→ **Your objective**
Output each line of the material exactly as it stands.

((

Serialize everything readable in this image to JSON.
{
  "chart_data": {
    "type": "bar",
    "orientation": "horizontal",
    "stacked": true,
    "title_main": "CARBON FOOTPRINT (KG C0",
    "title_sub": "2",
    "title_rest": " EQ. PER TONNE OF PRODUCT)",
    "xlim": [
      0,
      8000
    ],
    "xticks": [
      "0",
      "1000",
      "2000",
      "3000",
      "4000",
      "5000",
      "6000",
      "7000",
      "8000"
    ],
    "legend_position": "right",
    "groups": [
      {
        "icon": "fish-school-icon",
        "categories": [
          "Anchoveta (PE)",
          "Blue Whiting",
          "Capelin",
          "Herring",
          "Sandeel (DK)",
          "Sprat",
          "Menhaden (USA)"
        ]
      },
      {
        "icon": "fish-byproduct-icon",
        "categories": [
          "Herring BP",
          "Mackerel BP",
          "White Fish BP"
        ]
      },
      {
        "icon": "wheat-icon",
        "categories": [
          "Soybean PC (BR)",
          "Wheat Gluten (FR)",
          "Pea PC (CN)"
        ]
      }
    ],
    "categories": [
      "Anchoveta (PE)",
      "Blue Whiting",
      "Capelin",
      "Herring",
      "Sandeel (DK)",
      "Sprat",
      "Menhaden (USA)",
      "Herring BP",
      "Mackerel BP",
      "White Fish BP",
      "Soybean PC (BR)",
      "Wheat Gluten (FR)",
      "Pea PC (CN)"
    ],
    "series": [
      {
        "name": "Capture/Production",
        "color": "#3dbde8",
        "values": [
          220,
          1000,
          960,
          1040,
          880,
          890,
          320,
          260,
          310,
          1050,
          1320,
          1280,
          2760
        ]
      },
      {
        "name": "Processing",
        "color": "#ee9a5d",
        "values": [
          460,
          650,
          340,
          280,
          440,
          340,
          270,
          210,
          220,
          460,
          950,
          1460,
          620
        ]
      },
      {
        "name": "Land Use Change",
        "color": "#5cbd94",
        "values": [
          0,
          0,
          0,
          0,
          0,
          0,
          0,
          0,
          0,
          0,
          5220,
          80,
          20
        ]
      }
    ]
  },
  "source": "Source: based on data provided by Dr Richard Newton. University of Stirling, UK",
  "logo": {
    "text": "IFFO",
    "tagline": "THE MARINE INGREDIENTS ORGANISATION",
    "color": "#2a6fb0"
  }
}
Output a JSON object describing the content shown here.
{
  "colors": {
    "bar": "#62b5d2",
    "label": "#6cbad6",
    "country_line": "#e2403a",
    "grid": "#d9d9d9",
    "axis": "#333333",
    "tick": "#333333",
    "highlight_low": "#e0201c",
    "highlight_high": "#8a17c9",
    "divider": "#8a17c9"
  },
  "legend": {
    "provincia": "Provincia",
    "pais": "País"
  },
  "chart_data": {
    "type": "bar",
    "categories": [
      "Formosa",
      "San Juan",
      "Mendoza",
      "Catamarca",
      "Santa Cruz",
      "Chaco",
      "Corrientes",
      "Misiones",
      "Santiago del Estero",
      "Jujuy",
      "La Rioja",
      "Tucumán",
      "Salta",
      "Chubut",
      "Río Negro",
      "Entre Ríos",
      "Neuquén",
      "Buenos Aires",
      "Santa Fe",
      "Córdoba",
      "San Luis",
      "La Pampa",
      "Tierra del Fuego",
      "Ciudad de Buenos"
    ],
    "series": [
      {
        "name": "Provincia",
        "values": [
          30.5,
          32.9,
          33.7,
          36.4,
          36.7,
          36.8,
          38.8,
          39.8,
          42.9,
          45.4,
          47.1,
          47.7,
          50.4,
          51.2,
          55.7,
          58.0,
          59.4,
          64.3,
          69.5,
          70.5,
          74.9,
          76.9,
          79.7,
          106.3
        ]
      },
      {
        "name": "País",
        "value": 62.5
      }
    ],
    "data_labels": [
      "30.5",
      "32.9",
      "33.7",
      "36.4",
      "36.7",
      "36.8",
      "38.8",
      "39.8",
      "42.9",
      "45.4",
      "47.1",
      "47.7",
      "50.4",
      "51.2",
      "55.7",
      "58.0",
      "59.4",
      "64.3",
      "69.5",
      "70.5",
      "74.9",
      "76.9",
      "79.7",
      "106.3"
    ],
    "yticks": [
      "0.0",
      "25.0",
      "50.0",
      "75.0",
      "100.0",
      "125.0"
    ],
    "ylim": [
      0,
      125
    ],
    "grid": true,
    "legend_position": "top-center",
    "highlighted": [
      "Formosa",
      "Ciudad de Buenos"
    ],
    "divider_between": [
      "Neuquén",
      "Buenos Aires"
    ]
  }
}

))

→ **The reply**
Serialize everything readable in this image to JSON.
{
  "chart_data": {
    "type": "bar",
    "orientation": "horizontal",
    "stacked": true,
    "title_main": "CARBON FOOTPRINT (KG C0",
    "title_sub": "2",
    "title_rest": " EQ. PER TONNE OF PRODUCT)",
    "xlim": [
      0,
      8000
    ],
    "xticks": [
      "0",
      "1000",
      "2000",
      "3000",
      "4000",
      "5000",
      "6000",
      "7000",
      "8000"
    ],
    "legend_position": "right",
    "groups": [
      {
        "icon": "fish-school-icon",
        "categories": [
          "Anchoveta (PE)",
          "Blue Whiting",
          "Capelin",
          "Herring",
          "Sandeel (DK)",
          "Sprat",
          "Menhaden (USA)"
        ]
      },
      {
        "icon": "fish-byproduct-icon",
        "categories": [
          "Herring BP",
          "Mackerel BP",
          "White Fish BP"
        ]
      },
      {
        "icon": "wheat-icon",
        "categories": [
          "Soybean PC (BR)",
          "Wheat Gluten (FR)",
          "Pea PC (CN)"
        ]
      }
    ],
    "categories": [
      "Anchoveta (PE)",
      "Blue Whiting",
      "Capelin",
      "Herring",
      "Sandeel (DK)",
      "Sprat",
      "Menhaden (USA)",
      "Herring BP",
      "Mackerel BP",
      "White Fish BP",
      "Soybean PC (BR)",
      "Wheat Gluten (FR)",
      "Pea PC (CN)"
    ],
    "series": [
      {
        "name": "Capture/Production",
        "color": "#3dbde8",
        "values": [
          220,
          1000,
          960,
          1040,
          880,
          890,
          320,
          260,
          310,
          1050,
          1320,
          1280,
          2760
        ]
      },
      {
        "name": "Processing",
        "color": "#ee9a5d",
        "values": [
          460,
          650,
          340,
          280,
          440,
          340,
          270,
          210,
          220,
          460,
          950,
          1460,
          620
        ]
      },
      {
        "name": "Land Use Change",
        "color": "#5cbd94",
        "values": [
          0,
          0,
          0,
          0,
          0,
          0,
          0,
          0,
          0,
          0,
          5220,
          80,
          20
        ]
      }
    ]
  },
  "source": "Source: based on data provided by Dr Richard Newton. University of Stirling, UK",
  "logo": {
    "text": "IFFO",
    "tagline": "THE MARINE INGREDIENTS ORGANISATION",
    "color": "#2a6fb0"
  }
}
Output a JSON object describing the content shown here.
{
  "colors": {
    "bar": "#62b5d2",
    "label": "#6cbad6",
    "country_line": "#e2403a",
    "grid": "#d9d9d9",
    "axis": "#333333",
    "tick": "#333333",
    "highlight_low": "#e0201c",
    "highlight_high": "#8a17c9",
    "divider": "#8a17c9"
  },
  "legend": {
    "provincia": "Provincia",
    "pais": "País"
  },
  "chart_data": {
    "type": "bar",
    "categories": [
      "Formosa",
      "San Juan",
      "Mendoza",
      "Catamarca",
      "Santa Cruz",
      "Chaco",
      "Corrientes",
      "Misiones",
      "Santiago del Estero",
      "Jujuy",
      "La Rioja",
      "Tucumán",
      "Salta",
      "Chubut",
      "Río Negro",
      "Entre Ríos",
      "Neuquén",
      "Buenos Aires",
      "Santa Fe",
      "Córdoba",
      "San Luis",
      "La Pampa",
      "Tierra del Fuego",
      "Ciudad de Buenos"
    ],
    "series": [
      {
        "name": "Provincia",
        "values": [
          30.5,
          32.9,
          33.7,
          36.4,
          36.7,
          36.8,
          38.8,
          39.8,
          42.9,
          45.4,
          47.1,
          47.7,
          50.4,
          51.2,
          55.7,
          58.0,
          59.4,
          64.3,
          69.5,
          70.5,
          74.9,
          76.9,
          79.7,
          106.3
        ]
      },
      {
        "name": "País",
        "value": 62.5
      }
    ],
    "data_labels": [
      "30.5",
      "32.9",
      "33.7",
      "36.4",
      "36.7",
      "36.8",
      "38.8",
      "39.8",
      "42.9",
      "45.4",
      "47.1",
      "47.7",
      "50.4",
      "51.2",
      "55.7",
      "58.0",
      "59.4",
      "64.3",
      "69.5",
      "70.5",
      "74.9",
      "76.9",
      "79.7",
      "106.3"
    ],
    "yticks": [
      "0.0",
      "25.0",
      "50.0",
      "75.0",
      "100.0",
      "125.0"
    ],
    "ylim": [
      0,
      125
    ],
    "grid": true,
    "legend_position": "top-center",
    "highlighted": [
      "Formosa",
      "Ciudad de Buenos"
    ],
    "divider_between": [
      "Neuquén",
      "Buenos Aires"
    ]
  }
}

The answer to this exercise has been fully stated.